■ **Задание**:
Обновите отрывок текста о Пикассо, начиная со слов «Пикассо продолжает размышлять» и заканчивая словами «будущего позднего кубизма.»: приведите его полностью, поставив «линейную графику» вместо «декоративную графику».

Пикассо - [4]
Одно произведение четко разграничивает творчество Пикассо старого и нового. Это задник для балета «Парад», поставленного в 1917 году Эриком Сати и Жаном Кокто совместно с труппой русского балета Сергея Дягилева. Художник возвращается к тематике «голубого» и «розового» периодов, но он делает эти темы частью необыкновенного пространственного единства, не содержащего кубистической деформации. Возвращение Пикассо к упорядоченности — сознательный и обдуманный результат предыдущего опыта.
Театр
В 1917 году Пикассо создает задник к балету «Парад», в постановке которого примут участие несколько основоположников послевоенной культуры (хореограф Дягилев, поэт Кокто, композитор Сати). Внизу слева расположен эскиз занавеса к балету «Парад» (1917, Париж, Музей Пикассо)
Деталь большого «Занавеса к „Параду“ (1917, Париж, Центр Жоржа Помпиду).
Работая над „Парадом“, Пикассо познакомился с русской балериной Ольгой Хохловой, с которой впоследствии написал портрет „Ольга в кресле“ (1917, Париж, Музей Пикассо) (см. след. стр.).
Пикассо продолжает размышлять о пространственных особенностях кубистической схемы, тем не менее акцентируя в своих новых произведениях свободную декоративную графику и богатейший выбор цветов (например, в „Трех музыкантах“), В некоторых из его рисунков уже заметен зародыш будущего позднего кубизма.
В этот же период создаются картины в новом стиле, который будет назван „неоклассическим“. В них доминирует идея монументальных размеров. По сравнению с другими его монументальными по замыслу произведениями, уже созданными около 1906 года, в этот период манера художника коренным образом меняется. Теперь материалом ему служит академический классицизм сюжетов Энгра с обнаженными натурщиками. В основе требований Пикассо к своему творчеству в каждый момент времени лежат конкретные образы, выбранные из наследия мирового искусства. После всех экспериментов и новаций он хочет соизмерить приобретенное знание собственных возможностей с классической традицией.

■ **Набор строк**:
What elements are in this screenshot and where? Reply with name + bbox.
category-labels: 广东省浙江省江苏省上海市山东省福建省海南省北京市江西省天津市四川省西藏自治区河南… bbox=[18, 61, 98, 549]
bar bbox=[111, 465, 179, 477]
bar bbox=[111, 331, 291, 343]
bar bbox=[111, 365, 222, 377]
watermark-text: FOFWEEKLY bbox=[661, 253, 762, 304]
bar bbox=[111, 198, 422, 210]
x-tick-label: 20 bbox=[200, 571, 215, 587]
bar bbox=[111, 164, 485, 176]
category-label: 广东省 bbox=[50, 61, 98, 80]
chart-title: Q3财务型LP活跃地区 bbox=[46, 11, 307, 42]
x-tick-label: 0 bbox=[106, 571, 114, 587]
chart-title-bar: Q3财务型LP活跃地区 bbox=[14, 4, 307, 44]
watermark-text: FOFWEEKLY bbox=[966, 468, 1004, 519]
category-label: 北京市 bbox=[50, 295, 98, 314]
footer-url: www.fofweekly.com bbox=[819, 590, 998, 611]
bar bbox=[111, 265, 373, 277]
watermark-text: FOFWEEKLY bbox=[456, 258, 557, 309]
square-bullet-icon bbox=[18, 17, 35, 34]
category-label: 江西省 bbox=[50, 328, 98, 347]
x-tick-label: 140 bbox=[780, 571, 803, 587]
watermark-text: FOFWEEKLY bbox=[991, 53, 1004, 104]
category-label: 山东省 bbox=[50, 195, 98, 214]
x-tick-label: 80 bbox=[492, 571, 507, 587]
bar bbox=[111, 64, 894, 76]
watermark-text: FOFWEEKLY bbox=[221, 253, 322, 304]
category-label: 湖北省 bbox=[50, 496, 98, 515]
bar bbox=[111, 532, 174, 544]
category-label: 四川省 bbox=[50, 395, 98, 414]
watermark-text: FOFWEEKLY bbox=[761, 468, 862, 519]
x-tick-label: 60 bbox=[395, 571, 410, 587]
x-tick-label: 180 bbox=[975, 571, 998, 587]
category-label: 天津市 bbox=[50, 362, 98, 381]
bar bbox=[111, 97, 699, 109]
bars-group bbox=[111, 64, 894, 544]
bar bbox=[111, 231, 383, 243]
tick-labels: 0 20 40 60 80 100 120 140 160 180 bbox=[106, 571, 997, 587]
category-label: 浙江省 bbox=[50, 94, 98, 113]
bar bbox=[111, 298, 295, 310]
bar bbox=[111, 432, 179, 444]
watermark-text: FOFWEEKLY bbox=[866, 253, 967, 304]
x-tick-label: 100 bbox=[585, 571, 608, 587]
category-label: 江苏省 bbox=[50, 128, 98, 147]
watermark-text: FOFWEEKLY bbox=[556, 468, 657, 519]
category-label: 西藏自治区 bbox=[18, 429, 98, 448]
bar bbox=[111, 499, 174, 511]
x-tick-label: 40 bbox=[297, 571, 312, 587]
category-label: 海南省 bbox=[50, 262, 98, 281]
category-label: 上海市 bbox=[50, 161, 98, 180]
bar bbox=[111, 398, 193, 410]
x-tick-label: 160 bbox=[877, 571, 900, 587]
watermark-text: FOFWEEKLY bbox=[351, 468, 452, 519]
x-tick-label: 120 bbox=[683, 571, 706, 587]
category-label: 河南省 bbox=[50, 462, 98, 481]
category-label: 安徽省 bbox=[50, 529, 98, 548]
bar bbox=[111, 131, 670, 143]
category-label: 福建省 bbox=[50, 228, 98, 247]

■ **Ответ к упражнению**:
Пикассо продолжает размышлять о пространственных особенностях кубистической схемы, тем не менее акцентируя в своих новых произведениях свободную линейную графику и богатейший выбор цветов (например, в „Трех музыкантах“), В некоторых из его рисунков уже заметен зародыш будущего позднего кубизма.